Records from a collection
________

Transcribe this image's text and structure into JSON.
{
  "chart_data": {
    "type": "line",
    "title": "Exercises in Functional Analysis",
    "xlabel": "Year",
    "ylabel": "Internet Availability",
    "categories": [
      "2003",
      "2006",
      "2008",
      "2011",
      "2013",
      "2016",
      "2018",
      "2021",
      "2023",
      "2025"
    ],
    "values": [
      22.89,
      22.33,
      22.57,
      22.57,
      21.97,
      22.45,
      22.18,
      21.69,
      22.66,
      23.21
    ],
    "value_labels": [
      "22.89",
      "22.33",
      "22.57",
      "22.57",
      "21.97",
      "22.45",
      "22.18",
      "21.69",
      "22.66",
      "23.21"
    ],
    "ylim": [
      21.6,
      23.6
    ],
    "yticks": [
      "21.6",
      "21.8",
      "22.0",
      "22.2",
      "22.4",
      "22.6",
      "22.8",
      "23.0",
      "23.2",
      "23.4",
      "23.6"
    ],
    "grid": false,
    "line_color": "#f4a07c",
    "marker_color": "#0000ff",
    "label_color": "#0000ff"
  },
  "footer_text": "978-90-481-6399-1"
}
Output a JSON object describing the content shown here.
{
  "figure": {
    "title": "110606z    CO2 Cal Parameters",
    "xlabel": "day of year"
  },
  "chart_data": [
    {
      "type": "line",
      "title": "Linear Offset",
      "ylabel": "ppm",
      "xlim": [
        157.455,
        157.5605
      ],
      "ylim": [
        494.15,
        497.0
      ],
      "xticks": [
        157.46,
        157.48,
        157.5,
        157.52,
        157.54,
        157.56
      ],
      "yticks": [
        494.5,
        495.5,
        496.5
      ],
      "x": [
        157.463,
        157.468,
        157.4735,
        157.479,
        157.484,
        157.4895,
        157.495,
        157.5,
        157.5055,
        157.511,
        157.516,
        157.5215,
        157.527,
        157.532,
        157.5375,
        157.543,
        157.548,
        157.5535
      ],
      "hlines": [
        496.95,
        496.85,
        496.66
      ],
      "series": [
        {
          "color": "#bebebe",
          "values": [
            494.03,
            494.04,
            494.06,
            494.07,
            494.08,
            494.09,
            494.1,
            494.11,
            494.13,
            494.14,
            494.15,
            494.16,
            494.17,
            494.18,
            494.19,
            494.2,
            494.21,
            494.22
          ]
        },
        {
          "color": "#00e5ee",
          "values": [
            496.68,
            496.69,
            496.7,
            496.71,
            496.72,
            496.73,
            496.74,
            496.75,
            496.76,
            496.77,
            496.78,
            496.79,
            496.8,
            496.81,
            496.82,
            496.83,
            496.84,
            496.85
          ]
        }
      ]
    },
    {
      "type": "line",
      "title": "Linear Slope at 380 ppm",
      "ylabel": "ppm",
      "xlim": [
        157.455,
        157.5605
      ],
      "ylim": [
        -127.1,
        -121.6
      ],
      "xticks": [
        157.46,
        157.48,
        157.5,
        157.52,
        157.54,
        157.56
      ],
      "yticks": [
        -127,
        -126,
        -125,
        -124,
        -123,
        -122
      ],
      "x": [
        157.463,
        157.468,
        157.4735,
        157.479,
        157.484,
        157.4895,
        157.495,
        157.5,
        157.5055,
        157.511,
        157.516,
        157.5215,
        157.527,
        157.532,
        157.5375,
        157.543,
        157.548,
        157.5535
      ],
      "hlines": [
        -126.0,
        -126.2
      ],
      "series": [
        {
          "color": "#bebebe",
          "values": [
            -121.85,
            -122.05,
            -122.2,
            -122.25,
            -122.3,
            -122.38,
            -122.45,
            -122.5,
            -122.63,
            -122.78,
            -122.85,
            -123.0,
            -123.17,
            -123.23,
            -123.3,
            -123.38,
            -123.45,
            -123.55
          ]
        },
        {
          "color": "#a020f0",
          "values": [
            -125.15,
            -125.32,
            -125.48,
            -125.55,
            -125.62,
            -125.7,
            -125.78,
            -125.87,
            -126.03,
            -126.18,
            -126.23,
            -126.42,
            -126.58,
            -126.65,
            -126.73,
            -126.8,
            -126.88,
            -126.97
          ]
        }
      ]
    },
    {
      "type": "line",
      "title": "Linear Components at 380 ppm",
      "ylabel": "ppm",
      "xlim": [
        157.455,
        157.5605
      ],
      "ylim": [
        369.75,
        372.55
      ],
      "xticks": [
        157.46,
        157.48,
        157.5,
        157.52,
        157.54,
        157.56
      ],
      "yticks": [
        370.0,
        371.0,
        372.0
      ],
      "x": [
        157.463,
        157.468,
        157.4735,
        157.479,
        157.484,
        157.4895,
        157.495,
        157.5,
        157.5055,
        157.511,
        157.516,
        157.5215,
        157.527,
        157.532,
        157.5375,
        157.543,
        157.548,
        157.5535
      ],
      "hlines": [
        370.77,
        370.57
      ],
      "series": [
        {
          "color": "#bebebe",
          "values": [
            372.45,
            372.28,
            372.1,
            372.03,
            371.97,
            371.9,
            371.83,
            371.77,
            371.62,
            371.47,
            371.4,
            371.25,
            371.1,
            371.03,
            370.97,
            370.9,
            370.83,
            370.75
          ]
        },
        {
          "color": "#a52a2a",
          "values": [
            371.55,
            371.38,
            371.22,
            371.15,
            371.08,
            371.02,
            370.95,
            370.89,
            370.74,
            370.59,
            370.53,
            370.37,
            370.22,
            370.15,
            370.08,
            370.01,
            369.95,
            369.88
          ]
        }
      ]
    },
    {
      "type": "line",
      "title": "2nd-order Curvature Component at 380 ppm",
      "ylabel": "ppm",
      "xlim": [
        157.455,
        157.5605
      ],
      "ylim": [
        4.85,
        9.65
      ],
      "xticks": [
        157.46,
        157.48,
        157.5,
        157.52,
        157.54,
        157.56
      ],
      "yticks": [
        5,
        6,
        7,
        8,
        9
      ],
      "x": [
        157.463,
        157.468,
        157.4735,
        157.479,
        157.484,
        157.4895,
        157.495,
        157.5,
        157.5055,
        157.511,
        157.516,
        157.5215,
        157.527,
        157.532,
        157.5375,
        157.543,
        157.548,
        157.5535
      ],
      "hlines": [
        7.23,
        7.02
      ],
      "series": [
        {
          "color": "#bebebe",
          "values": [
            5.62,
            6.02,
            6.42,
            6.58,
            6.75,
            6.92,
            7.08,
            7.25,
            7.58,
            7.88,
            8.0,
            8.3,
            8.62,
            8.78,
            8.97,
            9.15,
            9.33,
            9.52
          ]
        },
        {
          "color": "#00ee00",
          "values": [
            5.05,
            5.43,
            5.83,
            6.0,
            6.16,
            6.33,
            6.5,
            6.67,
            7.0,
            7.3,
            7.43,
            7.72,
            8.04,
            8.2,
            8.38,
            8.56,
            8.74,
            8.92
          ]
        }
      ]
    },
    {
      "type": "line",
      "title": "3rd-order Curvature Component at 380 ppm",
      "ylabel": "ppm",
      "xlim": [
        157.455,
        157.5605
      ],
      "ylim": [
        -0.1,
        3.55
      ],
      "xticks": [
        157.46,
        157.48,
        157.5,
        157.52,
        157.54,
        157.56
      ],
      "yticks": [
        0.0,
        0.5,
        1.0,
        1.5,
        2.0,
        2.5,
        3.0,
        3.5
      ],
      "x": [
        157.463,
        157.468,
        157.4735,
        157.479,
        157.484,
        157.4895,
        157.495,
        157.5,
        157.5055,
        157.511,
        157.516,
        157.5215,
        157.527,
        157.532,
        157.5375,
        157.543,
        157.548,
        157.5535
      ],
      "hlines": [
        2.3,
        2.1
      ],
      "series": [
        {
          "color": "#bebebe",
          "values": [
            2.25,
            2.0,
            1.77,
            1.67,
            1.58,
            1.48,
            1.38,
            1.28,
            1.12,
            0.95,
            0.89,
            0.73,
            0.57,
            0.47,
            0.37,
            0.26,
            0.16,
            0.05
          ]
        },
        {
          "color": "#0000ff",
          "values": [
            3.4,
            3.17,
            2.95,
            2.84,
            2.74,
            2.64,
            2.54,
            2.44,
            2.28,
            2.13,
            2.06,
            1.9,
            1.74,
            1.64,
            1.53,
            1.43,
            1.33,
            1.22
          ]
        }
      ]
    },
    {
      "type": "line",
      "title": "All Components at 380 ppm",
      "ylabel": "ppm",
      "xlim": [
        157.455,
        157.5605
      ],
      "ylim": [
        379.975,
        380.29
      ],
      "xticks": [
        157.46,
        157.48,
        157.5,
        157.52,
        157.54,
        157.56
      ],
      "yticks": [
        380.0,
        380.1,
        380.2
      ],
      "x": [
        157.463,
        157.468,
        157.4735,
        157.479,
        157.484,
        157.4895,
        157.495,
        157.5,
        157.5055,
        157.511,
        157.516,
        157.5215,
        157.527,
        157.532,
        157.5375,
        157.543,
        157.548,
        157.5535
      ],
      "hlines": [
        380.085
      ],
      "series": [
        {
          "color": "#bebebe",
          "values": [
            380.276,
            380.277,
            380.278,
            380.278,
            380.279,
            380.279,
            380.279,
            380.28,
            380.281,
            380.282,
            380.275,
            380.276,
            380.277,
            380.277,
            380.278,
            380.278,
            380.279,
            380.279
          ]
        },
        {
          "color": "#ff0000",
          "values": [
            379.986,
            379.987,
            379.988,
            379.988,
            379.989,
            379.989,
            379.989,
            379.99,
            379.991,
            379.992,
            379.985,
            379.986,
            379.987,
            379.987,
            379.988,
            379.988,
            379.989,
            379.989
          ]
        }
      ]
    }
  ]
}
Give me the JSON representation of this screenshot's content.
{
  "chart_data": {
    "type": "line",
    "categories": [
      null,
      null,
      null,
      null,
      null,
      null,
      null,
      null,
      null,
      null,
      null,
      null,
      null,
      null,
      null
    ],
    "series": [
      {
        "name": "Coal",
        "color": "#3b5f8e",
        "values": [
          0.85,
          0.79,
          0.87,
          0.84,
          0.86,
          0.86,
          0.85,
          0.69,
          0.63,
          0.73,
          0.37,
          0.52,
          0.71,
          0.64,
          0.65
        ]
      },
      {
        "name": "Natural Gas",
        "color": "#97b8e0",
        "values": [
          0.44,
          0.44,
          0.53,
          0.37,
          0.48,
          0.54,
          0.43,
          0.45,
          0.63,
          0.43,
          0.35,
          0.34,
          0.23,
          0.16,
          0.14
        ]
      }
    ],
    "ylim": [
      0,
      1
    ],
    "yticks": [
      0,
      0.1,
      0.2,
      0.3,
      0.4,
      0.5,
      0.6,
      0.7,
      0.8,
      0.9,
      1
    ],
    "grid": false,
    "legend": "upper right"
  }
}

________

What needs to be done –
Among the lines of the records above, count those holding the string "Linear", and report only the number.

Expected answer –
3